#### Exercise
Transcribe every line of the records verbatim.

--- --- ---

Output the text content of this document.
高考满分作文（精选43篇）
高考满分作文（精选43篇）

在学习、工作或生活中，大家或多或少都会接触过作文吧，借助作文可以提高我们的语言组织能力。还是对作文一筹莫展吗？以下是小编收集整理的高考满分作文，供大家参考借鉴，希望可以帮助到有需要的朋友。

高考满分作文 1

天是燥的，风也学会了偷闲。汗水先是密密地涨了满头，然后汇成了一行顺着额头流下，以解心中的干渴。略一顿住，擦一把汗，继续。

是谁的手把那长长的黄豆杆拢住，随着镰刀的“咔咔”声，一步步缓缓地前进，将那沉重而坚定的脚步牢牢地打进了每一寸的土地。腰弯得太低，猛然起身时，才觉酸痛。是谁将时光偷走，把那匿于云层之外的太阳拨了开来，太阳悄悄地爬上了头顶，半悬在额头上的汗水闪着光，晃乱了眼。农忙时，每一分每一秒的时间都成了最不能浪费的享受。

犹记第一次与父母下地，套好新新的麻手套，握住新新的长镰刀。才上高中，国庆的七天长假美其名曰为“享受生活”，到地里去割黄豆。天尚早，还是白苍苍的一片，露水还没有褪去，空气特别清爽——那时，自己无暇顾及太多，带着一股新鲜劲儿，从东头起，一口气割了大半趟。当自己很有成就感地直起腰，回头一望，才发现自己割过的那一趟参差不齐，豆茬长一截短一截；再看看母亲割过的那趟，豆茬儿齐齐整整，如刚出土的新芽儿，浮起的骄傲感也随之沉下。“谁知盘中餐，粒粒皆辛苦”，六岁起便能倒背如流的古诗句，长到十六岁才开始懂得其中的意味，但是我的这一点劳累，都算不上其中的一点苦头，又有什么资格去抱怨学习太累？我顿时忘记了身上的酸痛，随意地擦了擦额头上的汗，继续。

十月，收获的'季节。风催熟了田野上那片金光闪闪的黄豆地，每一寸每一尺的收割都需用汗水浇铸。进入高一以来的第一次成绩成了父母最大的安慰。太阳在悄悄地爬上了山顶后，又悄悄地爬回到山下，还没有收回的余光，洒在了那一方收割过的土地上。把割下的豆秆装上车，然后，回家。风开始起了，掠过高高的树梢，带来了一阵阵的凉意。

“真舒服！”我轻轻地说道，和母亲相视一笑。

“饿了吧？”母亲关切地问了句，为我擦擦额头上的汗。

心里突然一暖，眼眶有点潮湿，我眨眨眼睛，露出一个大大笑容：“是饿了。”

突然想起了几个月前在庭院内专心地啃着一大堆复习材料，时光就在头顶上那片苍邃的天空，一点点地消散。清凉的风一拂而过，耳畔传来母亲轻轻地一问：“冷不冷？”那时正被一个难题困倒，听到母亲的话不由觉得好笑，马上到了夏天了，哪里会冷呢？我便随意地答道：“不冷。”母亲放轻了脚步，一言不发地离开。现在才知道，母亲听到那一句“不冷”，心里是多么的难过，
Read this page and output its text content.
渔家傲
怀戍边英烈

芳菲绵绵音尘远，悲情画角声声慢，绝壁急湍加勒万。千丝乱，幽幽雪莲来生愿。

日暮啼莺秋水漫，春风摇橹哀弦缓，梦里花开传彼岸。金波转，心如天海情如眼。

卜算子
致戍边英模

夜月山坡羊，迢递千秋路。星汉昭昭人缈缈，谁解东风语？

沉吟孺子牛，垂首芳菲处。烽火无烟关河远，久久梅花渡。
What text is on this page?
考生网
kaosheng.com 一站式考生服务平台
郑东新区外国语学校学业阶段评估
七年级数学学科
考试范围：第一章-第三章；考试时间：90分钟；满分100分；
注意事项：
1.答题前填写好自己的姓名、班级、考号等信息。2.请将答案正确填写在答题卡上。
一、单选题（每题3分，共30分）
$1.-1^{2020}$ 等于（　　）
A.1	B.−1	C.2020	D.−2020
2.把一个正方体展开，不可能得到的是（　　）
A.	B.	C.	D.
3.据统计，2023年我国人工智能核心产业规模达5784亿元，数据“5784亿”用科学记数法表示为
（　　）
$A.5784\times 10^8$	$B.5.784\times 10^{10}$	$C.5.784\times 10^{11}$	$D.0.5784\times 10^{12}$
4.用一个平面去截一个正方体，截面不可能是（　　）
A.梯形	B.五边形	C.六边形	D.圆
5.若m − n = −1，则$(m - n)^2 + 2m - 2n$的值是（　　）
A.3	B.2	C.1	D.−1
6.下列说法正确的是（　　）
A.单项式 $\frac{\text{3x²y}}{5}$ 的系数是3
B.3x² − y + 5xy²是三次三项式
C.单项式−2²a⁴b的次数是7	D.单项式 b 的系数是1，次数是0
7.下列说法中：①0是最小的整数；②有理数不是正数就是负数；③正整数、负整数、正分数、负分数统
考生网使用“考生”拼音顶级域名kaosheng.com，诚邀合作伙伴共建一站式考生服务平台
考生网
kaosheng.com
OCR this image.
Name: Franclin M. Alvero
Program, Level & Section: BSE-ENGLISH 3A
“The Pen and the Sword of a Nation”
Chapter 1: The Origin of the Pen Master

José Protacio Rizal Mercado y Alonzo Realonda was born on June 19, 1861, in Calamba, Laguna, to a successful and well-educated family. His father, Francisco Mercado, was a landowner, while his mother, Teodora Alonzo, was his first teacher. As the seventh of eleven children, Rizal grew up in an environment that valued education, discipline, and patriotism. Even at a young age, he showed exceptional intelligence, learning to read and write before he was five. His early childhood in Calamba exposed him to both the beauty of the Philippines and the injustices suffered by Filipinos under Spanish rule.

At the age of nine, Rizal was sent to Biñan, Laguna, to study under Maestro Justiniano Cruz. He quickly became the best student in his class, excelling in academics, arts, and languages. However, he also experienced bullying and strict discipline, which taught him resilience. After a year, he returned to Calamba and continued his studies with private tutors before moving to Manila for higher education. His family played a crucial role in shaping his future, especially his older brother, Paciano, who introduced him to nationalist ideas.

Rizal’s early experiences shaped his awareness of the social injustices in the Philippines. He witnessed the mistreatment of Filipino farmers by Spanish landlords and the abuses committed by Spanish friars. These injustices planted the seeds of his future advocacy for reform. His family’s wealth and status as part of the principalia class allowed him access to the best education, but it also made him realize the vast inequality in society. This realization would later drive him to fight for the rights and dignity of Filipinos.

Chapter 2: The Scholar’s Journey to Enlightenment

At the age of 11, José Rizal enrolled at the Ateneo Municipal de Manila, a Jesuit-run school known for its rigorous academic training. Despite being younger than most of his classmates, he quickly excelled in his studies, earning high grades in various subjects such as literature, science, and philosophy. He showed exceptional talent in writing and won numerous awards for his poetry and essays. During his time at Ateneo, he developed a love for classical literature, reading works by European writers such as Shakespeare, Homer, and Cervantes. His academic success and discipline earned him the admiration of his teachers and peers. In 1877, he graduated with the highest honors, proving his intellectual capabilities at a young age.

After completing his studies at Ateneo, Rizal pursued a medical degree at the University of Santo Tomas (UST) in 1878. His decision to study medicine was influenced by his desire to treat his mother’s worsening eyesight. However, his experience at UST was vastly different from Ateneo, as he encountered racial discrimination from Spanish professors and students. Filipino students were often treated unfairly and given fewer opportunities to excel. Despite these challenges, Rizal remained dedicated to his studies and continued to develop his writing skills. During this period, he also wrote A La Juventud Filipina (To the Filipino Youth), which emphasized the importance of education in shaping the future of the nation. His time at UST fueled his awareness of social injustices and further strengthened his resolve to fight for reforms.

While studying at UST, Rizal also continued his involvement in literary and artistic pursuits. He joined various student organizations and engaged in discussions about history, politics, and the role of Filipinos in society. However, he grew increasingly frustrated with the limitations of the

--- --- ---

#### Answer below
Output the text content of this document.
高考满分作文（精选43篇）
高考满分作文（精选43篇）

在学习、工作或生活中，大家或多或少都会接触过作文吧，借助作文可以提高我们的语言组织能力。还是对作文一筹莫展吗？以下是小编收集整理的高考满分作文，供大家参考借鉴，希望可以帮助到有需要的朋友。

高考满分作文 1

天是燥的，风也学会了偷闲。汗水先是密密地涨了满头，然后汇成了一行顺着额头流下，以解心中的干渴。略一顿住，擦一把汗，继续。

是谁的手把那长长的黄豆杆拢住，随着镰刀的“咔咔”声，一步步缓缓地前进，将那沉重而坚定的脚步牢牢地打进了每一寸的土地。腰弯得太低，猛然起身时，才觉酸痛。是谁将时光偷走，把那匿于云层之外的太阳拨了开来，太阳悄悄地爬上了头顶，半悬在额头上的汗水闪着光，晃乱了眼。农忙时，每一分每一秒的时间都成了最不能浪费的享受。

犹记第一次与父母下地，套好新新的麻手套，握住新新的长镰刀。才上高中，国庆的七天长假美其名曰为“享受生活”，到地里去割黄豆。天尚早，还是白苍苍的一片，露水还没有褪去，空气特别清爽——那时，自己无暇顾及太多，带着一股新鲜劲儿，从东头起，一口气割了大半趟。当自己很有成就感地直起腰，回头一望，才发现自己割过的那一趟参差不齐，豆茬长一截短一截；再看看母亲割过的那趟，豆茬儿齐齐整整，如刚出土的新芽儿，浮起的骄傲感也随之沉下。“谁知盘中餐，粒粒皆辛苦”，六岁起便能倒背如流的古诗句，长到十六岁才开始懂得其中的意味，但是我的这一点劳累，都算不上其中的一点苦头，又有什么资格去抱怨学习太累？我顿时忘记了身上的酸痛，随意地擦了擦额头上的汗，继续。

十月，收获的'季节。风催熟了田野上那片金光闪闪的黄豆地，每一寸每一尺的收割都需用汗水浇铸。进入高一以来的第一次成绩成了父母最大的安慰。太阳在悄悄地爬上了山顶后，又悄悄地爬回到山下，还没有收回的余光，洒在了那一方收割过的土地上。把割下的豆秆装上车，然后，回家。风开始起了，掠过高高的树梢，带来了一阵阵的凉意。

“真舒服！”我轻轻地说道，和母亲相视一笑。

“饿了吧？”母亲关切地问了句，为我擦擦额头上的汗。

心里突然一暖，眼眶有点潮湿，我眨眨眼睛，露出一个大大笑容：“是饿了。”

突然想起了几个月前在庭院内专心地啃着一大堆复习材料，时光就在头顶上那片苍邃的天空，一点点地消散。清凉的风一拂而过，耳畔传来母亲轻轻地一问：“冷不冷？”那时正被一个难题困倒，听到母亲的话不由觉得好笑，马上到了夏天了，哪里会冷呢？我便随意地答道：“不冷。”母亲放轻了脚步，一言不发地离开。现在才知道，母亲听到那一句“不冷”，心里是多么的难过，
Read this page and output its text content.
渔家傲
怀戍边英烈

芳菲绵绵音尘远，悲情画角声声慢，绝壁急湍加勒万。千丝乱，幽幽雪莲来生愿。

日暮啼莺秋水漫，春风摇橹哀弦缓，梦里花开传彼岸。金波转，心如天海情如眼。

卜算子
致戍边英模

夜月山坡羊，迢递千秋路。星汉昭昭人缈缈，谁解东风语？

沉吟孺子牛，垂首芳菲处。烽火无烟关河远，久久梅花渡。
What text is on this page?
考生网
kaosheng.com 一站式考生服务平台
郑东新区外国语学校学业阶段评估
七年级数学学科
考试范围：第一章-第三章；考试时间：90分钟；满分100分；
注意事项：
1.答题前填写好自己的姓名、班级、考号等信息。2.请将答案正确填写在答题卡上。
一、单选题（每题3分，共30分）
$1.-1^{2020}$ 等于（　　）
A.1	B.−1	C.2020	D.−2020
2.把一个正方体展开，不可能得到的是（　　）
A.	B.	C.	D.
3.据统计，2023年我国人工智能核心产业规模达5784亿元，数据“5784亿”用科学记数法表示为
（　　）
$A.5784\times 10^8$	$B.5.784\times 10^{10}$	$C.5.784\times 10^{11}$	$D.0.5784\times 10^{12}$
4.用一个平面去截一个正方体，截面不可能是（　　）
A.梯形	B.五边形	C.六边形	D.圆
5.若m − n = −1，则$(m - n)^2 + 2m - 2n$的值是（　　）
A.3	B.2	C.1	D.−1
6.下列说法正确的是（　　）
A.单项式 $\frac{\text{3x²y}}{5}$ 的系数是3
B.3x² − y + 5xy²是三次三项式
C.单项式−2²a⁴b的次数是7	D.单项式 b 的系数是1，次数是0
7.下列说法中：①0是最小的整数；②有理数不是正数就是负数；③正整数、负整数、正分数、负分数统
考生网使用“考生”拼音顶级域名kaosheng.com，诚邀合作伙伴共建一站式考生服务平台
考生网
kaosheng.com
OCR this image.
Name: Franclin M. Alvero
Program, Level & Section: BSE-ENGLISH 3A
“The Pen and the Sword of a Nation”
Chapter 1: The Origin of the Pen Master

José Protacio Rizal Mercado y Alonzo Realonda was born on June 19, 1861, in Calamba, Laguna, to a successful and well-educated family. His father, Francisco Mercado, was a landowner, while his mother, Teodora Alonzo, was his first teacher. As the seventh of eleven children, Rizal grew up in an environment that valued education, discipline, and patriotism. Even at a young age, he showed exceptional intelligence, learning to read and write before he was five. His early childhood in Calamba exposed him to both the beauty of the Philippines and the injustices suffered by Filipinos under Spanish rule.

At the age of nine, Rizal was sent to Biñan, Laguna, to study under Maestro Justiniano Cruz. He quickly became the best student in his class, excelling in academics, arts, and languages. However, he also experienced bullying and strict discipline, which taught him resilience. After a year, he returned to Calamba and continued his studies with private tutors before moving to Manila for higher education. His family played a crucial role in shaping his future, especially his older brother, Paciano, who introduced him to nationalist ideas.

Rizal’s early experiences shaped his awareness of the social injustices in the Philippines. He witnessed the mistreatment of Filipino farmers by Spanish landlords and the abuses committed by Spanish friars. These injustices planted the seeds of his future advocacy for reform. His family’s wealth and status as part of the principalia class allowed him access to the best education, but it also made him realize the vast inequality in society. This realization would later drive him to fight for the rights and dignity of Filipinos.

Chapter 2: The Scholar’s Journey to Enlightenment

At the age of 11, José Rizal enrolled at the Ateneo Municipal de Manila, a Jesuit-run school known for its rigorous academic training. Despite being younger than most of his classmates, he quickly excelled in his studies, earning high grades in various subjects such as literature, science, and philosophy. He showed exceptional talent in writing and won numerous awards for his poetry and essays. During his time at Ateneo, he developed a love for classical literature, reading works by European writers such as Shakespeare, Homer, and Cervantes. His academic success and discipline earned him the admiration of his teachers and peers. In 1877, he graduated with the highest honors, proving his intellectual capabilities at a young age.

After completing his studies at Ateneo, Rizal pursued a medical degree at the University of Santo Tomas (UST) in 1878. His decision to study medicine was influenced by his desire to treat his mother’s worsening eyesight. However, his experience at UST was vastly different from Ateneo, as he encountered racial discrimination from Spanish professors and students. Filipino students were often treated unfairly and given fewer opportunities to excel. Despite these challenges, Rizal remained dedicated to his studies and continued to develop his writing skills. During this period, he also wrote A La Juventud Filipina (To the Filipino Youth), which emphasized the importance of education in shaping the future of the nation. His time at UST fueled his awareness of social injustices and further strengthened his resolve to fight for reforms.

While studying at UST, Rizal also continued his involvement in literary and artistic pursuits. He joined various student organizations and engaged in discussions about history, politics, and the role of Filipinos in society. However, he grew increasingly frustrated with the limitations of the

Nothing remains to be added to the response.